▶ _Data rows_:
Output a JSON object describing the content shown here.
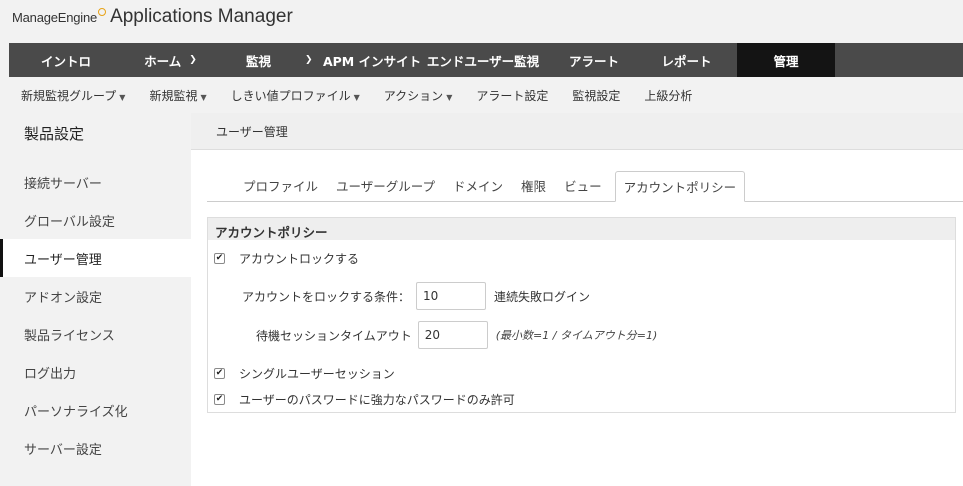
{
  "header": {
    "brand": "ManageEngine",
    "app_title": "Applications Manager"
  },
  "main_nav": {
    "items": [
      {
        "label": "イントロ"
      },
      {
        "label": "ホーム",
        "has_dropdown": true
      },
      {
        "label": "監視",
        "has_dropdown": true
      },
      {
        "label": "APM インサイト"
      },
      {
        "label": "エンドユーザー監視"
      },
      {
        "label": "アラート"
      },
      {
        "label": "レポート"
      },
      {
        "label": "管理",
        "active": true
      }
    ],
    "dropdown_icon": "chevron-down-icon"
  },
  "sub_nav": {
    "items": [
      {
        "label": "新規監視グループ",
        "has_dropdown": true
      },
      {
        "label": "新規監視",
        "has_dropdown": true
      },
      {
        "label": "しきい値プロファイル",
        "has_dropdown": true
      },
      {
        "label": "アクション",
        "has_dropdown": true
      },
      {
        "label": "アラート設定"
      },
      {
        "label": "監視設定"
      },
      {
        "label": "上級分析"
      }
    ]
  },
  "sidebar": {
    "title": "製品設定",
    "items": [
      {
        "label": "接続サーバー"
      },
      {
        "label": "グローバル設定"
      },
      {
        "label": "ユーザー管理",
        "active": true
      },
      {
        "label": "アドオン設定"
      },
      {
        "label": "製品ライセンス"
      },
      {
        "label": "ログ出力"
      },
      {
        "label": "パーソナライズ化"
      },
      {
        "label": "サーバー設定"
      }
    ]
  },
  "content": {
    "header_title": "ユーザー管理",
    "tabs": [
      {
        "label": "プロファイル"
      },
      {
        "label": "ユーザーグループ"
      },
      {
        "label": "ドメイン"
      },
      {
        "label": "権限"
      },
      {
        "label": "ビュー"
      },
      {
        "label": "アカウントポリシー",
        "active": true
      }
    ],
    "panel": {
      "title": "アカウントポリシー",
      "lock_account": {
        "label": "アカウントロックする",
        "checked": true
      },
      "lock_condition": {
        "label": "アカウントをロックする条件：",
        "value": "10",
        "suffix": "連続失敗ログイン"
      },
      "idle_timeout": {
        "label": "待機セッションタイムアウト",
        "value": "20",
        "hint": "(最小数=1 / タイムアウト分=1)"
      },
      "single_session": {
        "label": "シングルユーザーセッション",
        "checked": true
      },
      "strong_password": {
        "label": "ユーザーのパスワードに強力なパスワードのみ許可",
        "checked": true
      }
    }
  }
}
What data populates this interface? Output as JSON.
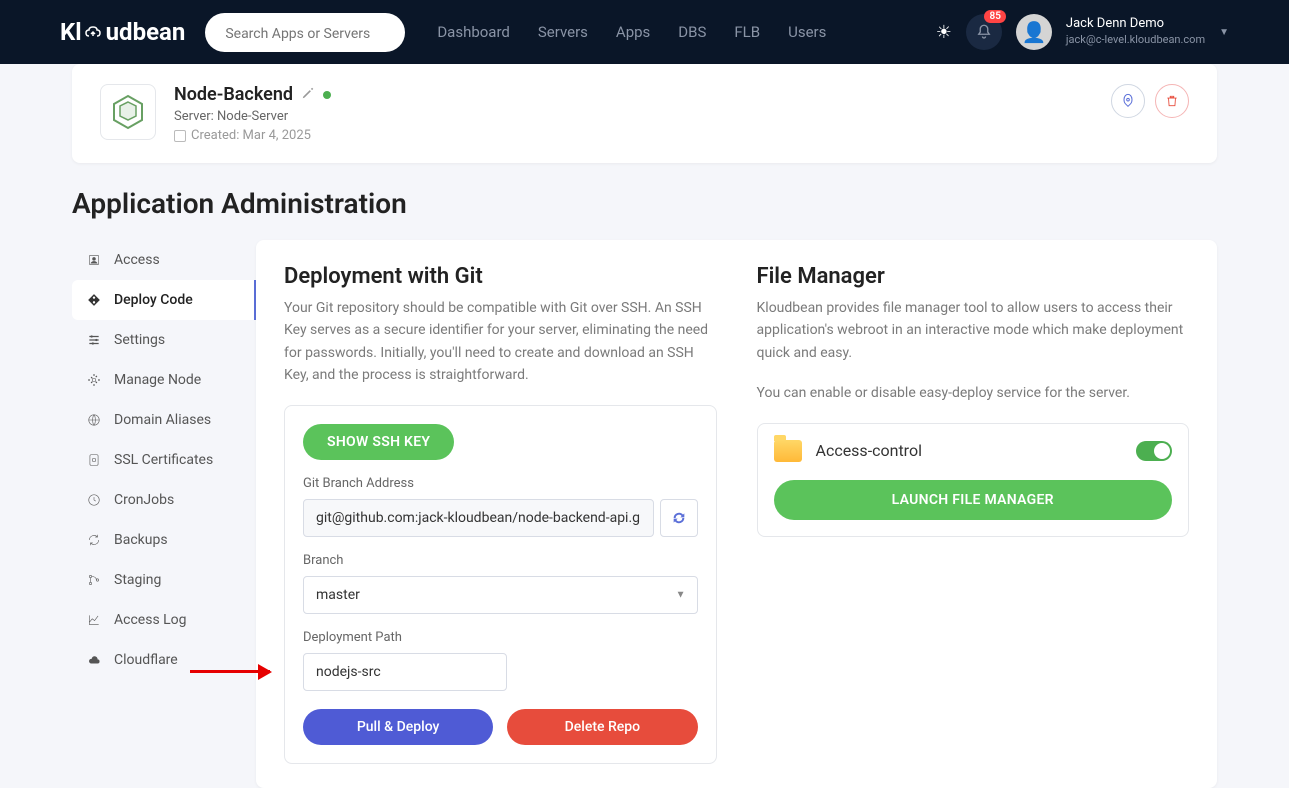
{
  "topbar": {
    "logo": "Kloudbean",
    "search_placeholder": "Search Apps or Servers",
    "nav": [
      "Dashboard",
      "Servers",
      "Apps",
      "DBS",
      "FLB",
      "Users"
    ],
    "notif_count": "85",
    "user_name": "Jack Denn Demo",
    "user_email": "jack@c-level.kloudbean.com"
  },
  "app": {
    "title": "Node-Backend",
    "server_label": "Server: Node-Server",
    "created_label": "Created: Mar 4, 2025"
  },
  "page_title": "Application Administration",
  "sidebar": {
    "items": [
      {
        "label": "Access"
      },
      {
        "label": "Deploy Code"
      },
      {
        "label": "Settings"
      },
      {
        "label": "Manage Node"
      },
      {
        "label": "Domain Aliases"
      },
      {
        "label": "SSL Certificates"
      },
      {
        "label": "CronJobs"
      },
      {
        "label": "Backups"
      },
      {
        "label": "Staging"
      },
      {
        "label": "Access Log"
      },
      {
        "label": "Cloudflare"
      }
    ]
  },
  "git": {
    "title": "Deployment with Git",
    "desc": "Your Git repository should be compatible with Git over SSH. An SSH Key serves as a secure identifier for your server, eliminating the need for passwords. Initially, you'll need to create and download an SSH Key, and the process is straightforward.",
    "show_ssh": "SHOW SSH KEY",
    "branch_addr_label": "Git Branch Address",
    "branch_addr_value": "git@github.com:jack-kloudbean/node-backend-api.git",
    "branch_label": "Branch",
    "branch_value": "master",
    "deploy_path_label": "Deployment Path",
    "deploy_path_value": "nodejs-src",
    "pull_deploy": "Pull & Deploy",
    "delete_repo": "Delete Repo"
  },
  "fm": {
    "title": "File Manager",
    "desc1": "Kloudbean provides file manager tool to allow users to access their application's webroot in an interactive mode which make deployment quick and easy.",
    "desc2": "You can enable or disable easy-deploy service for the server.",
    "access_control": "Access-control",
    "launch": "LAUNCH FILE MANAGER"
  }
}
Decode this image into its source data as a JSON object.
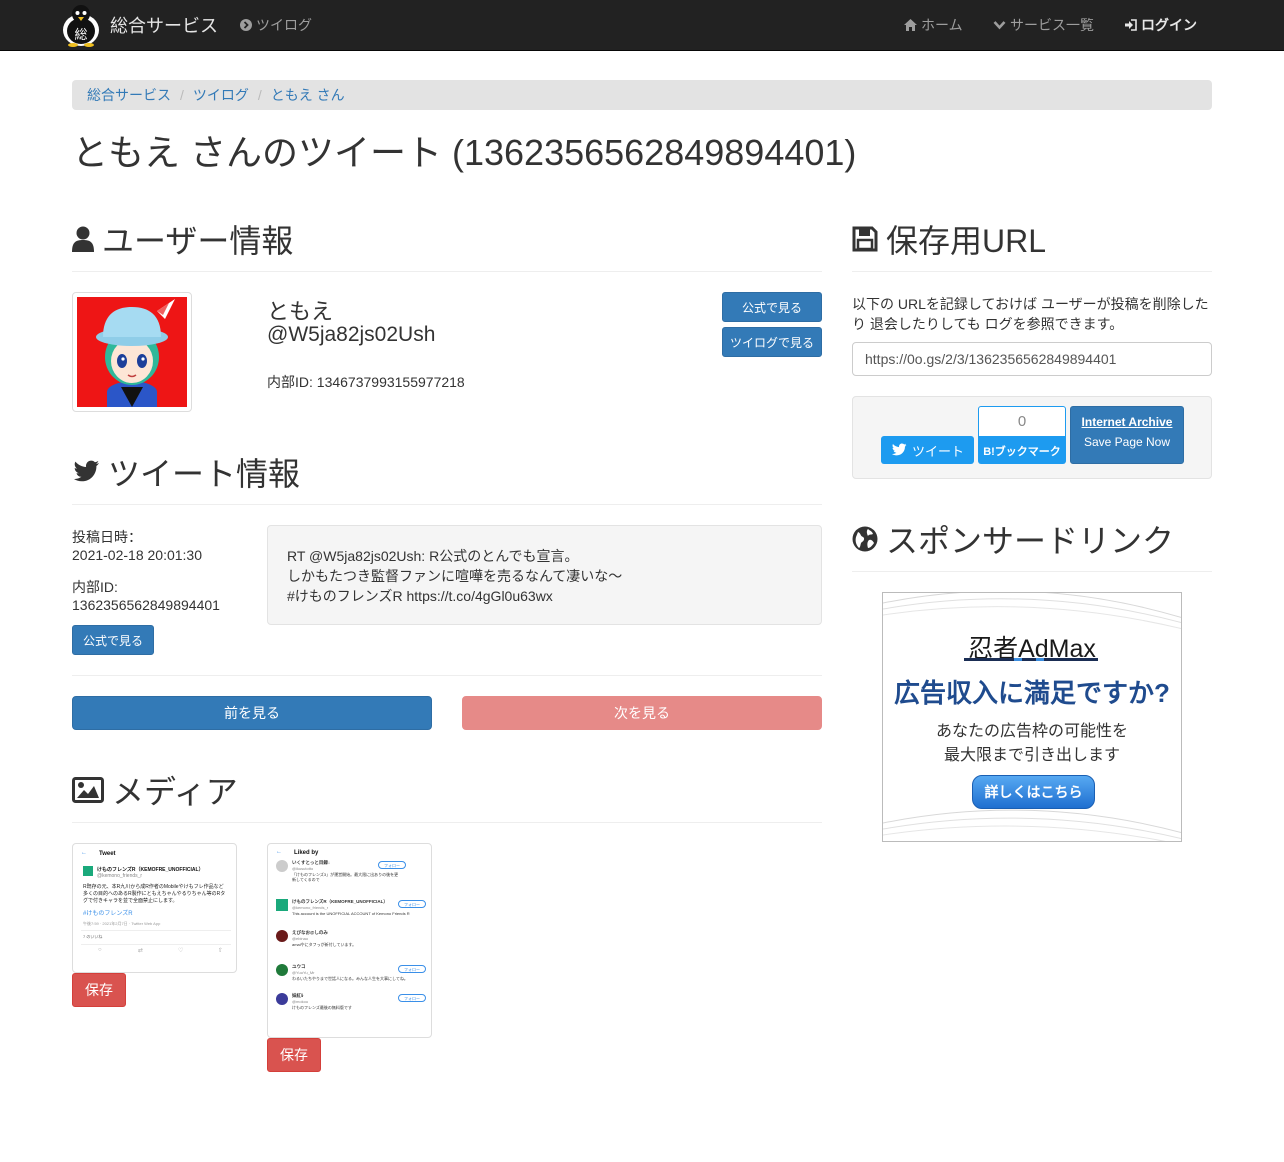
{
  "navbar": {
    "brand": "総合サービス",
    "tsuilog": "ツイログ",
    "home": "ホーム",
    "services": "サービス一覧",
    "login": "ログイン"
  },
  "breadcrumb": [
    "総合サービス",
    "ツイログ",
    "ともえ さん"
  ],
  "page_title": "ともえ さんのツイート (1362356562849894401)",
  "user_section": {
    "heading": "ユーザー情報",
    "name": "ともえ",
    "handle": "@W5ja82js02Ush",
    "internal_id": "内部ID: 1346737993155977218",
    "official_button": "公式で見る",
    "tsuilog_button": "ツイログで見る"
  },
  "tweet_section": {
    "heading": "ツイート情報",
    "posted_label": "投稿日時：",
    "posted_value": "2021-02-18 20:01:30",
    "id_label": "内部ID:",
    "id_value": "1362356562849894401",
    "official_button": "公式で見る",
    "text_lines": [
      "RT @W5ja82js02Ush: R公式のとんでも宣言。",
      "しかもたつき監督ファンに喧嘩を売るなんて凄いな〜",
      "#けものフレンズR https://t.co/4gGl0u63wx"
    ]
  },
  "pager": {
    "prev": "前を見る",
    "next": "次を見る"
  },
  "media_section": {
    "heading": "メディア",
    "save_label": "保存",
    "thumb1": {
      "title": "Tweet",
      "account": "けものフレンズR（KEMOFRE_UNOFFICIAL）",
      "handle": "@kemono_friends_r",
      "body": "R既存の元、本R九川から成R作者のMobileやけもフレ作品など多くの目的へのあるR製作にともえちゃんやるりちゃん等のRタグで付きキャラを並で全面禁止にします。",
      "hashtag": "#けものフレンズR",
      "footer": "午後7:59 · 2021年2月7日 · Twitter Web App",
      "counts": "7 のいいね"
    },
    "thumb2": {
      "title": "Liked by",
      "follow": "フォロー",
      "users": [
        {
          "name": "いくすとっと目録↓",
          "handle": "@ikusutotto",
          "text": "「けものフレンズ3」が運営開始。最大限に出ありの後を更新してくるので"
        },
        {
          "name": "けものフレンズR（KEMOFRE_UNOFFICIAL）",
          "handle": "@kemono_friends_r",
          "text": "This account is the UNOFFICIAL ACCOUNT of Kemono Friends R"
        },
        {
          "name": "えびなお@しのみ",
          "handle": "@ebinao",
          "text": "amalやにタフっが新付しています。"
        },
        {
          "name": "ユウコ",
          "handle": "@YuuYu_Mr",
          "text": "わるいたちやりまで世話人になる。みんな人生を大事にしてね。"
        },
        {
          "name": "妹紅ﾙ",
          "handle": "@mokou",
          "text": "けものフレンズ最後の無料版です"
        }
      ]
    }
  },
  "save_section": {
    "heading": "保存用URL",
    "description_line1": "以下の URLを記録しておけば ユーザーが投稿を削除した",
    "description_line2": "り 退会したりしても ログを参照できます。",
    "url": "https://0o.gs/2/3/1362356562849894401",
    "tweet_button": "ツイート",
    "hatena_count": "0",
    "hatena_button": "B!ブックマーク",
    "ia_title": "Internet Archive",
    "ia_sub": "Save Page Now"
  },
  "sponsor_section": {
    "heading": "スポンサードリンク",
    "ad_brand": "忍者AdMax",
    "ad_headline": "広告収入に満足ですか?",
    "ad_line1": "あなたの広告枠の可能性を",
    "ad_line2": "最大限まで引き出します",
    "ad_button": "詳しくはこちら"
  }
}
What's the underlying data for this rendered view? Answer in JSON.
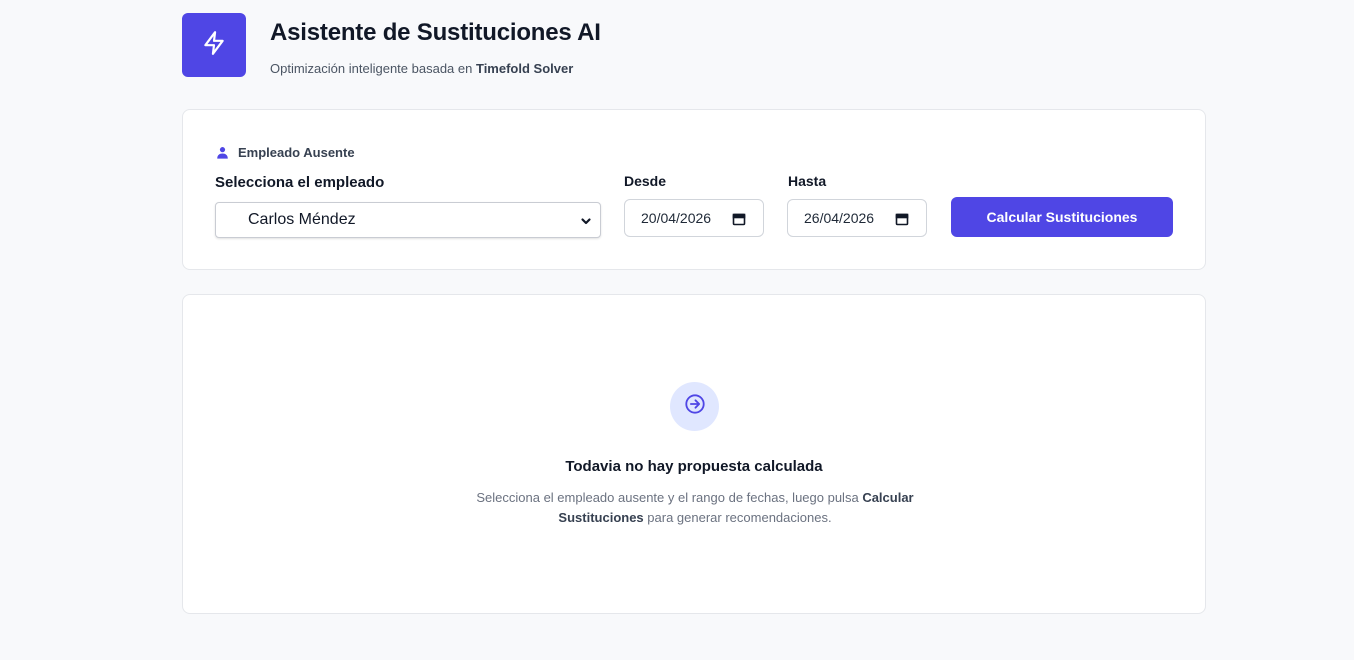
{
  "header": {
    "title": "Asistente de Sustituciones AI",
    "subtitle_prefix": "Optimización inteligente basada en",
    "subtitle_emphasis": "Timefold Solver",
    "logo_icon": "lightning-bolt-icon"
  },
  "form": {
    "section_label": "Empleado Ausente",
    "section_icon": "user-icon",
    "employee_label": "Selecciona el empleado",
    "employee_selected": "Carlos Méndez",
    "desde_label": "Desde",
    "desde_value": "20/04/2026",
    "hasta_label": "Hasta",
    "hasta_value": "26/04/2026",
    "submit_label": "Calcular Sustituciones"
  },
  "empty_state": {
    "icon": "arrow-right-circle-icon",
    "title": "Todavia no hay propuesta calculada",
    "desc_part1": "Selecciona el empleado ausente y el rango de fechas, luego pulsa",
    "desc_bold1": "Calcular",
    "desc_bold2": "Sustituciones",
    "desc_part2": "para generar recomendaciones."
  },
  "colors": {
    "accent": "#4f46e5",
    "accent_light": "#e0e7ff",
    "background": "#f8f9fb",
    "card": "#ffffff",
    "border": "#e5e7eb"
  }
}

▶ _Aim_: Show all lines from the records above where the word "What" occurs.

▶ _Full solution_:
What data populates this interface? Output as JSON.
What's the underlying data for this rendered view? Answer in JSON.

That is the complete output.